§ **WRITTEN INSTRUCTION**
Comb through the entries for "ABCD" and pull out each line that holds it.

:: MATERIAL PROVIDED

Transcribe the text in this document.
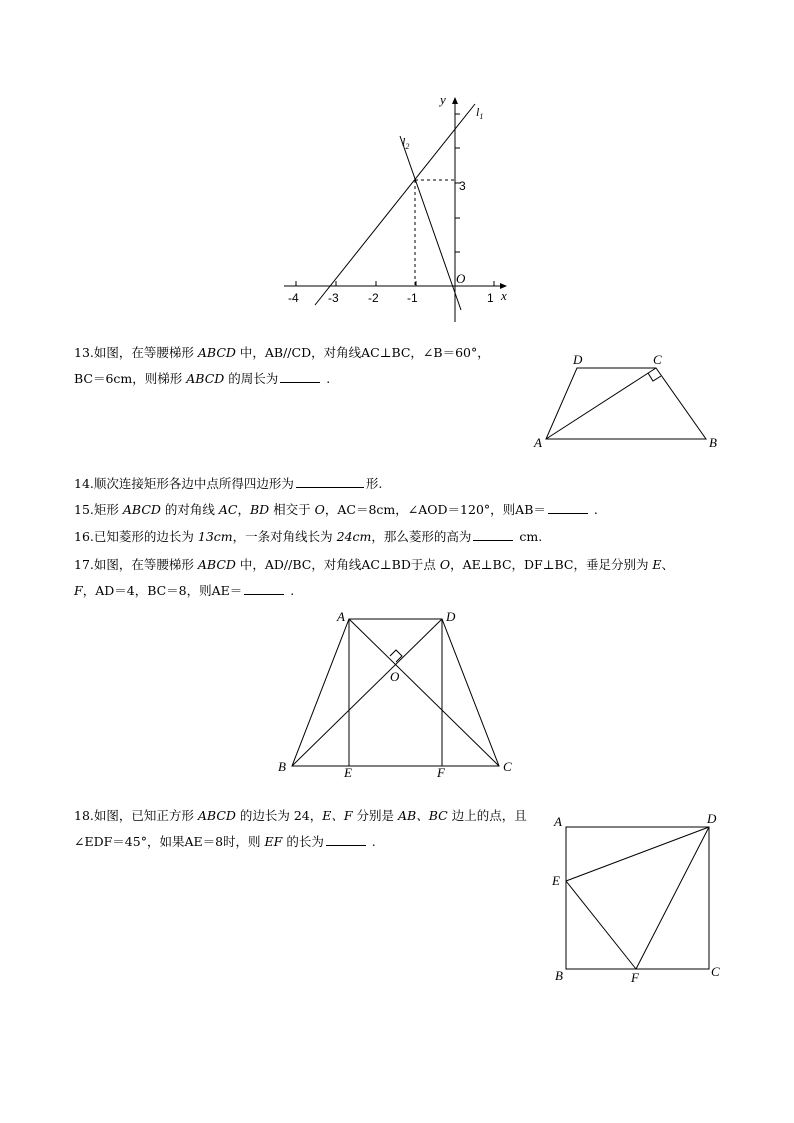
y
x
O
-4 -3 -2 -1	1
3
$l_1$
$l_2$
13.如图，在等腰梯形 ABCD 中，AB//CD，对角线AC⊥BC，∠B＝60°，
BC＝6cm，则梯形 ABCD 的周长为	.
D	C
A	B
14.顺次连接矩形各边中点所得四边形为	形.
15.矩形 ABCD 的对角线 AC，BD 相交于 O，AC＝8cm，∠AOD＝120°，则AB＝	.
16.已知菱形的边长为 13cm，一条对角线长为 24cm，那么菱形的高为	cm.
17.如图，在等腰梯形 ABCD 中，AD//BC，对角线AC⊥BD于点 O，AE⊥BC，DF⊥BC，垂足分别为 E、
F，AD＝4，BC＝8，则AE＝	.
A	D
O
B	E	F	C
18.如图，已知正方形 ABCD 的边长为 24，E、F 分别是 AB、BC 边上的点，且
∠EDF＝45°，如果AE＝8时，则 EF 的长为	.
A	D
E
B	F	C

::::

§ **RESULT OF THE TASK**
13.如图，在等腰梯形 ABCD 中，AB//CD，对角线AC⊥BC，∠B＝60°，
BC＝6cm，则梯形 ABCD 的周长为	.
15.矩形 ABCD 的对角线 AC，BD 相交于 O，AC＝8cm，∠AOD＝120°，则AB＝	.
17.如图，在等腰梯形 ABCD 中，AD//BC，对角线AC⊥BD于点 O，AE⊥BC，DF⊥BC，垂足分别为 E、
18.如图，已知正方形 ABCD 的边长为 24，E、F 分别是 AB、BC 边上的点，且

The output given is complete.